>> START

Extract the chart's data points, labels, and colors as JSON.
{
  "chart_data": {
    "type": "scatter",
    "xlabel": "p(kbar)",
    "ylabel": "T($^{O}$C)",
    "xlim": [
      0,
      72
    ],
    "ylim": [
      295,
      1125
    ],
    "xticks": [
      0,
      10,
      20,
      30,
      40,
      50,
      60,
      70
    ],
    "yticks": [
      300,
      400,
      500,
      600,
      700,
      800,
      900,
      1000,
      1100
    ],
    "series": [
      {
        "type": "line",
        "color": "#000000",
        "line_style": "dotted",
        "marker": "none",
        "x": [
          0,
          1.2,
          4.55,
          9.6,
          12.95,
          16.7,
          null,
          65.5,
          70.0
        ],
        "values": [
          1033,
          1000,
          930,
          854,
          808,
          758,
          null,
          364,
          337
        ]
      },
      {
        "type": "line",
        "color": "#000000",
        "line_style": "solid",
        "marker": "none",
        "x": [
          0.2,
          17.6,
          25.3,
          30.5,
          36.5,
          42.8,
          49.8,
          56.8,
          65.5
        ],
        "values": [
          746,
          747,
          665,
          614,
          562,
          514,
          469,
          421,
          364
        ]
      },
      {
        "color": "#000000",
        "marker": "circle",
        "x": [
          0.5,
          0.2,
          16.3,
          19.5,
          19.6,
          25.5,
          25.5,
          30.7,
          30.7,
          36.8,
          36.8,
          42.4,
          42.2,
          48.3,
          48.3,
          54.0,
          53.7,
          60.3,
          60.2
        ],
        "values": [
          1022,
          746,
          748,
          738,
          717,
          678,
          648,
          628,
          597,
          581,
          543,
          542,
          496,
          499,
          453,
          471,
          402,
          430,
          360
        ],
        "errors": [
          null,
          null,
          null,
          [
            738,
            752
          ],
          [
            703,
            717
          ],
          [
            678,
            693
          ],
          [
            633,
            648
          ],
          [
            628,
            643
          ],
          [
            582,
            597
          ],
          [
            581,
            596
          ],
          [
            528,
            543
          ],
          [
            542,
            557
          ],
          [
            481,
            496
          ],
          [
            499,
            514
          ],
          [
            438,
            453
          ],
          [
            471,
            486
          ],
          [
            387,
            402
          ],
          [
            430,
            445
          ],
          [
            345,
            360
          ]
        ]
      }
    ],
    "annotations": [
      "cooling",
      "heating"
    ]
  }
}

>> END

Set down all of the data above, word for word.

▸ Worked answer
Extract the chart's data points, labels, and colors as JSON.
{
  "chart_data": {
    "type": "scatter",
    "xlabel": "p(kbar)",
    "ylabel": "T($^{O}$C)",
    "xlim": [
      0,
      72
    ],
    "ylim": [
      295,
      1125
    ],
    "xticks": [
      0,
      10,
      20,
      30,
      40,
      50,
      60,
      70
    ],
    "yticks": [
      300,
      400,
      500,
      600,
      700,
      800,
      900,
      1000,
      1100
    ],
    "series": [
      {
        "type": "line",
        "color": "#000000",
        "line_style": "dotted",
        "marker": "none",
        "x": [
          0,
          1.2,
          4.55,
          9.6,
          12.95,
          16.7,
          null,
          65.5,
          70.0
        ],
        "values": [
          1033,
          1000,
          930,
          854,
          808,
          758,
          null,
          364,
          337
        ]
      },
      {
        "type": "line",
        "color": "#000000",
        "line_style": "solid",
        "marker": "none",
        "x": [
          0.2,
          17.6,
          25.3,
          30.5,
          36.5,
          42.8,
          49.8,
          56.8,
          65.5
        ],
        "values": [
          746,
          747,
          665,
          614,
          562,
          514,
          469,
          421,
          364
        ]
      },
      {
        "color": "#000000",
        "marker": "circle",
        "x": [
          0.5,
          0.2,
          16.3,
          19.5,
          19.6,
          25.5,
          25.5,
          30.7,
          30.7,
          36.8,
          36.8,
          42.4,
          42.2,
          48.3,
          48.3,
          54.0,
          53.7,
          60.3,
          60.2
        ],
        "values": [
          1022,
          746,
          748,
          738,
          717,
          678,
          648,
          628,
          597,
          581,
          543,
          542,
          496,
          499,
          453,
          471,
          402,
          430,
          360
        ],
        "errors": [
          null,
          null,
          null,
          [
            738,
            752
          ],
          [
            703,
            717
          ],
          [
            678,
            693
          ],
          [
            633,
            648
          ],
          [
            628,
            643
          ],
          [
            582,
            597
          ],
          [
            581,
            596
          ],
          [
            528,
            543
          ],
          [
            542,
            557
          ],
          [
            481,
            496
          ],
          [
            499,
            514
          ],
          [
            438,
            453
          ],
          [
            471,
            486
          ],
          [
            387,
            402
          ],
          [
            430,
            445
          ],
          [
            345,
            360
          ]
        ]
      }
    ],
    "annotations": [
      "cooling",
      "heating"
    ]
  }
}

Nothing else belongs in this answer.